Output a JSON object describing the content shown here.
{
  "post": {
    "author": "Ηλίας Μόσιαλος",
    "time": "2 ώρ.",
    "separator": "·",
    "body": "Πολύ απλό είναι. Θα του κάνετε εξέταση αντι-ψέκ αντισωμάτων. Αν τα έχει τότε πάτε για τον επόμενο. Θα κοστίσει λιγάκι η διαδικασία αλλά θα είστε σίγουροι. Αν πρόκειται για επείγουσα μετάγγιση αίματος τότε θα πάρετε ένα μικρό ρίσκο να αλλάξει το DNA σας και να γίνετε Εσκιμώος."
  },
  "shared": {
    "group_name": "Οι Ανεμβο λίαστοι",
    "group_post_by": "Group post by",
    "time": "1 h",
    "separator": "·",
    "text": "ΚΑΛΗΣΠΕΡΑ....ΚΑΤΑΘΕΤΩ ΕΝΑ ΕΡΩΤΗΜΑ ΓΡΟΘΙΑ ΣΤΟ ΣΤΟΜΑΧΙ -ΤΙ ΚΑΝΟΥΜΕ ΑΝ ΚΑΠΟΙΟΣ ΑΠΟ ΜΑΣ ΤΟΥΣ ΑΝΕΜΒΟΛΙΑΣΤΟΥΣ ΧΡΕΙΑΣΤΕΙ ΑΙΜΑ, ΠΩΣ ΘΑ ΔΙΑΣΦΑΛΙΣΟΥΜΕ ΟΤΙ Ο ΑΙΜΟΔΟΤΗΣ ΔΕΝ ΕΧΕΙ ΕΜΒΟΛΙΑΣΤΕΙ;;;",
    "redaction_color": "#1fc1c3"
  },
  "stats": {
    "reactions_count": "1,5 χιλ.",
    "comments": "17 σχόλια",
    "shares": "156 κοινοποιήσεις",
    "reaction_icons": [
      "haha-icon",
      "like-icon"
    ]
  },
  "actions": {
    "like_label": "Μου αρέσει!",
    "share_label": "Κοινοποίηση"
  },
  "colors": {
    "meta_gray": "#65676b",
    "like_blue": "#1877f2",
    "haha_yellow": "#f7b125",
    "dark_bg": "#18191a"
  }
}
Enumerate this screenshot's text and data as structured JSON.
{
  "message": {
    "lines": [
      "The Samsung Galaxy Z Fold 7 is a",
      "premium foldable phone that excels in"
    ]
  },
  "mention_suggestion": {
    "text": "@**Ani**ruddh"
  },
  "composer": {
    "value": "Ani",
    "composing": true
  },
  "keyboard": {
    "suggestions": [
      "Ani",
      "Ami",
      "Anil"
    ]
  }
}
* * *
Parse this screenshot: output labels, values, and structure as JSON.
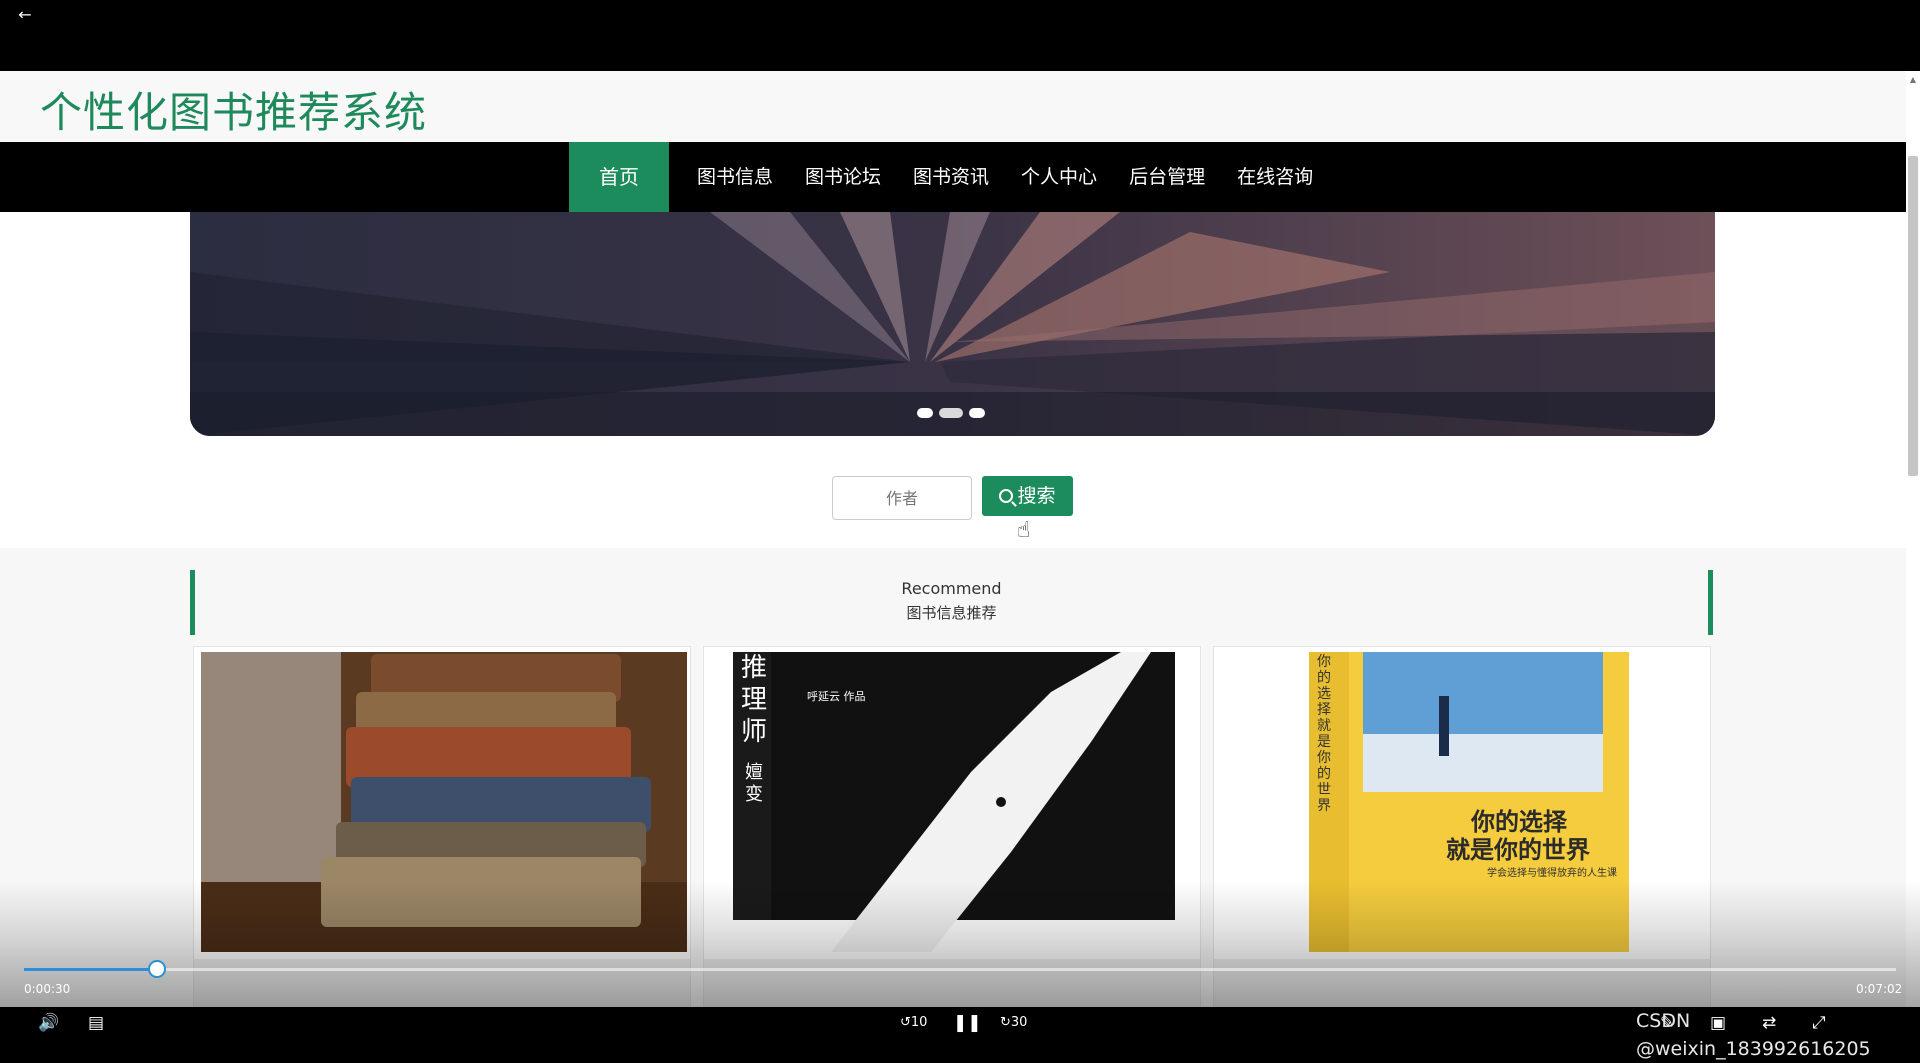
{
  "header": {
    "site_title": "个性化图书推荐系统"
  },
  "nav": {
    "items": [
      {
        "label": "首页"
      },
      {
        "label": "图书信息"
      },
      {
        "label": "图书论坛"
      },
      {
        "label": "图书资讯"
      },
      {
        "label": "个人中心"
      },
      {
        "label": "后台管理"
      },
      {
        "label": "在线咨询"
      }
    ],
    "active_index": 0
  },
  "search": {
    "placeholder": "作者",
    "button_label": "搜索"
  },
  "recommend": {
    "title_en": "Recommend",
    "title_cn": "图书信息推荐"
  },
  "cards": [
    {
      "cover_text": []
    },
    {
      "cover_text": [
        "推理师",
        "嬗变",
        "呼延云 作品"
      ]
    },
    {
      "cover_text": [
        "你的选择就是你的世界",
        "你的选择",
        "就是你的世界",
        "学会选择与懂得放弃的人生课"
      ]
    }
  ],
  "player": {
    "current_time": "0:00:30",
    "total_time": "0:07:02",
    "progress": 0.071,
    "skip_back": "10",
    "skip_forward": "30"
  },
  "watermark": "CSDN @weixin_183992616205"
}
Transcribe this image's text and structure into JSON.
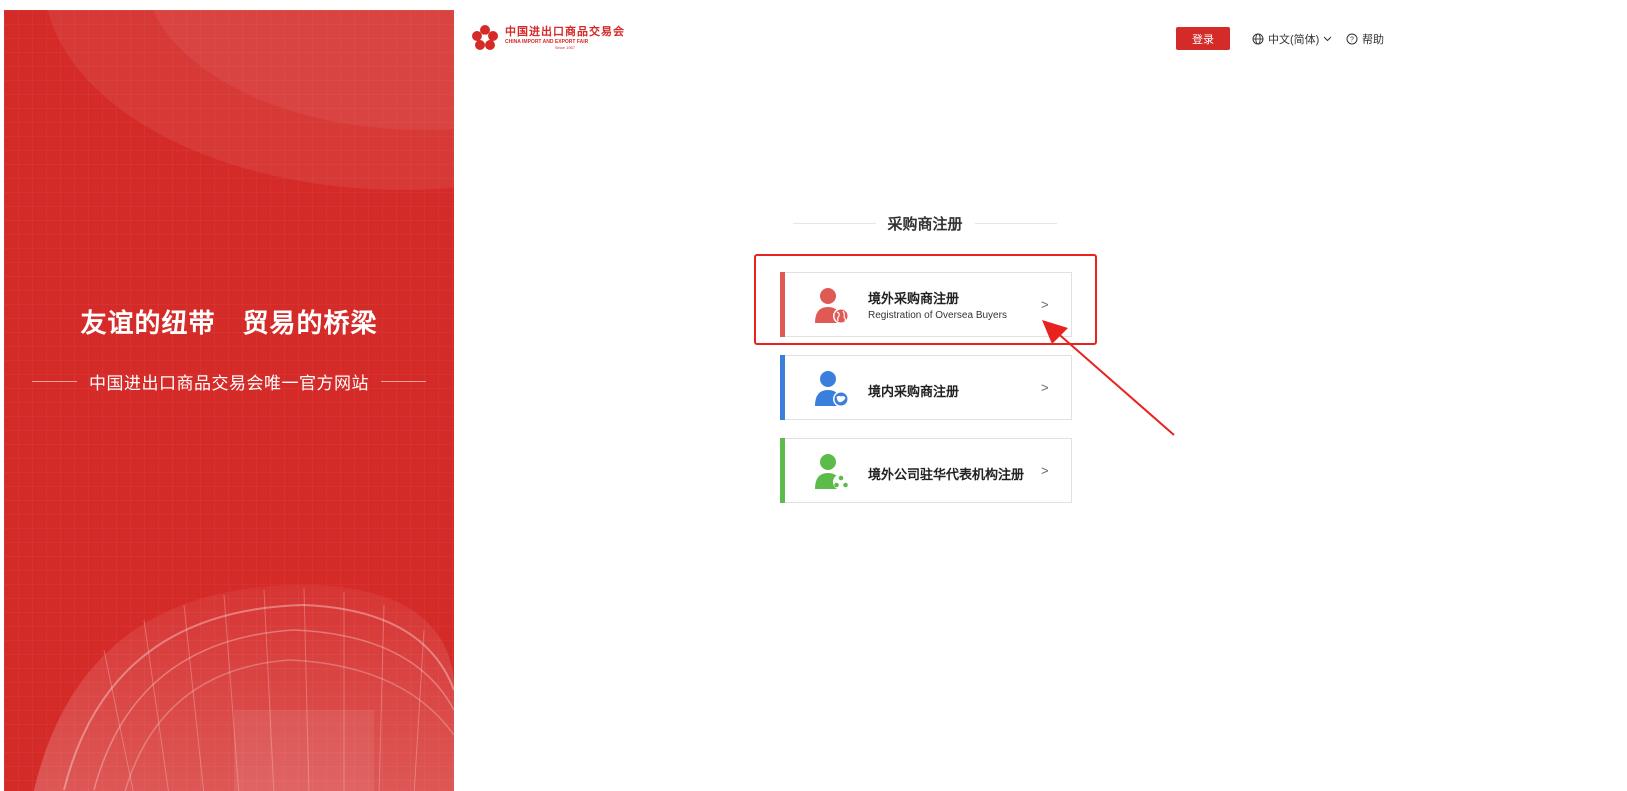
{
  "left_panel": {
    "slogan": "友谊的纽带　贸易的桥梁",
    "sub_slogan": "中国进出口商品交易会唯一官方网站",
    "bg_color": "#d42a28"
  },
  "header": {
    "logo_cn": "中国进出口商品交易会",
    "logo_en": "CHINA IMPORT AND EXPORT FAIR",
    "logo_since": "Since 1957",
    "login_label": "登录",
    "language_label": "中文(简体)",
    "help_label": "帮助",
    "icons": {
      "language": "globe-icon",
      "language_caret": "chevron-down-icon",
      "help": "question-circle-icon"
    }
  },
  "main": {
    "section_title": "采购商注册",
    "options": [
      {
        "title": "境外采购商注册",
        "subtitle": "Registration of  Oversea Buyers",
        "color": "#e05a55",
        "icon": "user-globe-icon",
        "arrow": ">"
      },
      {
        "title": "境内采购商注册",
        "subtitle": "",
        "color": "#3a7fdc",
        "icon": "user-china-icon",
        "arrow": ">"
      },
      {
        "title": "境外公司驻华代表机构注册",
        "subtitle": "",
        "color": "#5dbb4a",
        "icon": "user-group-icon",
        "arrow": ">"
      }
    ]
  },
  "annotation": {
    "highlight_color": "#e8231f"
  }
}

### To be done
Look through the listing above. Pick out each line with "screenshot" and copy it.

### Task output
Enumerate this screenshot's text and data as structured JSON.
Parse this screenshot: output labels, values, and structure as JSON.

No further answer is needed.